Written exercise: Set the listing down again exactly, please, apart from its pictures.

The data:
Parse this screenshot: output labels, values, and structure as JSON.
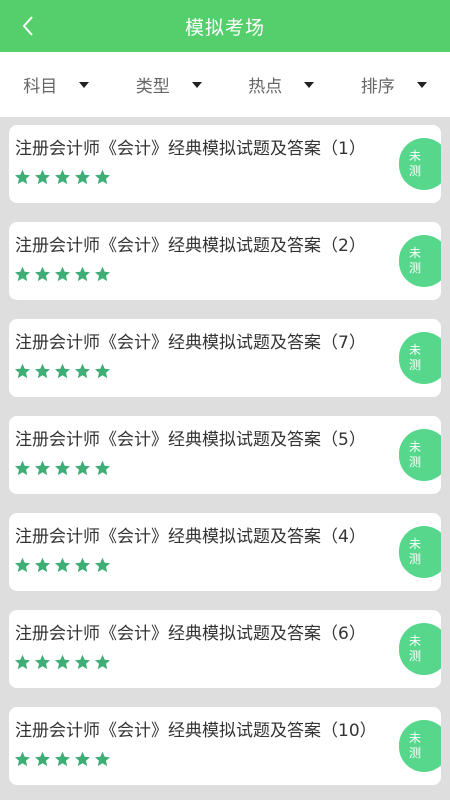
{
  "header": {
    "title": "模拟考场"
  },
  "filters": [
    {
      "label": "科目"
    },
    {
      "label": "类型"
    },
    {
      "label": "热点"
    },
    {
      "label": "排序"
    }
  ],
  "colors": {
    "header": "#55cf6b",
    "star": "#3fae76",
    "badge": "#56d78c"
  },
  "items": [
    {
      "title": "注册会计师《会计》经典模拟试题及答案（1）",
      "rating": 5,
      "status": "未测"
    },
    {
      "title": "注册会计师《会计》经典模拟试题及答案（2）",
      "rating": 5,
      "status": "未测"
    },
    {
      "title": "注册会计师《会计》经典模拟试题及答案（7）",
      "rating": 5,
      "status": "未测"
    },
    {
      "title": "注册会计师《会计》经典模拟试题及答案（5）",
      "rating": 5,
      "status": "未测"
    },
    {
      "title": "注册会计师《会计》经典模拟试题及答案（4）",
      "rating": 5,
      "status": "未测"
    },
    {
      "title": "注册会计师《会计》经典模拟试题及答案（6）",
      "rating": 5,
      "status": "未测"
    },
    {
      "title": "注册会计师《会计》经典模拟试题及答案（10）",
      "rating": 5,
      "status": "未测"
    }
  ]
}
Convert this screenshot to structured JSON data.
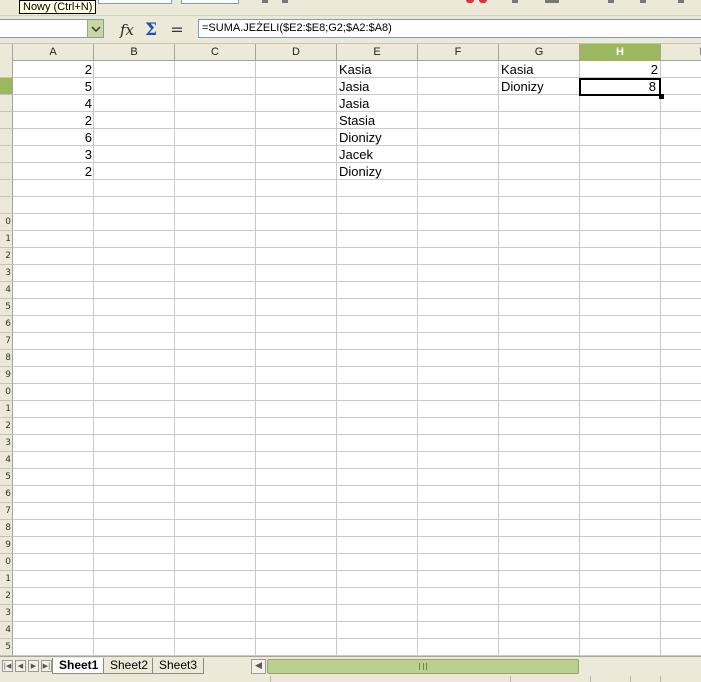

The result:
Parse this screenshot: output labels, values, and structure as JSON.
{
  "header": {
    "title": "模拟考场"
  },
  "filters": [
    {
      "label": "科目"
    },
    {
      "label": "类型"
    },
    {
      "label": "热点"
    },
    {
      "label": "排序"
    }
  ],
  "colors": {
    "header": "#55cf6b",
    "star": "#3fae76",
    "badge": "#56d78c"
  },
  "items": [
    {
      "title": "注册会计师《会计》经典模拟试题及答案（1）",
      "rating": 5,
      "status": "未测"
    },
    {
      "title": "注册会计师《会计》经典模拟试题及答案（2）",
      "rating": 5,
      "status": "未测"
    },
    {
      "title": "注册会计师《会计》经典模拟试题及答案（7）",
      "rating": 5,
      "status": "未测"
    },
    {
      "title": "注册会计师《会计》经典模拟试题及答案（5）",
      "rating": 5,
      "status": "未测"
    },
    {
      "title": "注册会计师《会计》经典模拟试题及答案（4）",
      "rating": 5,
      "status": "未测"
    },
    {
      "title": "注册会计师《会计》经典模拟试题及答案（6）",
      "rating": 5,
      "status": "未测"
    },
    {
      "title": "注册会计师《会计》经典模拟试题及答案（10）",
      "rating": 5,
      "status": "未测"
    }
  ]
}
Convert this screenshot to structured JSON data.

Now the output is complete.